● **Provided records**:
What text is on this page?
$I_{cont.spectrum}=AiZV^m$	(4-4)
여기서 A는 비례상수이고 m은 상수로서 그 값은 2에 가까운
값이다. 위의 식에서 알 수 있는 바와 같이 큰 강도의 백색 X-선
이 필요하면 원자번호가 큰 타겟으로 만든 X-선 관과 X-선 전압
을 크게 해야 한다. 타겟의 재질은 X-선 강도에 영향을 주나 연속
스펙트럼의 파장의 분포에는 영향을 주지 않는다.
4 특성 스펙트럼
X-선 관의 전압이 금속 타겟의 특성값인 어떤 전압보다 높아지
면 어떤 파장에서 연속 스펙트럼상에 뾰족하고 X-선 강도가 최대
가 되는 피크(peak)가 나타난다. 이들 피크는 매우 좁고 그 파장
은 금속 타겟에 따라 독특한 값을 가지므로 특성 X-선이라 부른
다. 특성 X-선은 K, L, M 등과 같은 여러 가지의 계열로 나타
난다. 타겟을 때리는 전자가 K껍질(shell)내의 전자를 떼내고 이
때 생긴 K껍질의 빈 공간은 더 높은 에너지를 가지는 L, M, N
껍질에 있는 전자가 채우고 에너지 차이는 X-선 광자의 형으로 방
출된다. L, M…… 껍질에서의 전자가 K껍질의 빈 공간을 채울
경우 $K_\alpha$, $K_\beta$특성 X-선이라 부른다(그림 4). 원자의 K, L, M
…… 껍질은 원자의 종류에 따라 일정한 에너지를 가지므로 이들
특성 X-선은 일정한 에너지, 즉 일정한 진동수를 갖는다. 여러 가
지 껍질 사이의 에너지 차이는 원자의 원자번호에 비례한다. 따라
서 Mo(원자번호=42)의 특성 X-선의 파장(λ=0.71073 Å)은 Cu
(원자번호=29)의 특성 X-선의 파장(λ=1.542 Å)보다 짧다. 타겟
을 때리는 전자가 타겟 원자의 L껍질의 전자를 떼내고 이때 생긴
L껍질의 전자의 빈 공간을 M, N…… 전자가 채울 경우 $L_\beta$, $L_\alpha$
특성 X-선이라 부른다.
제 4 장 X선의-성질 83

● **Short task**:
Identify the lines above with the word "K껍질의". Copy them.

● **Response**:
때 생긴 K껍질의 빈 공간은 더 높은 에너지를 가지는 L, M, N
출된다. L, M…… 껍질에서의 전자가 K껍질의 빈 공간을 채울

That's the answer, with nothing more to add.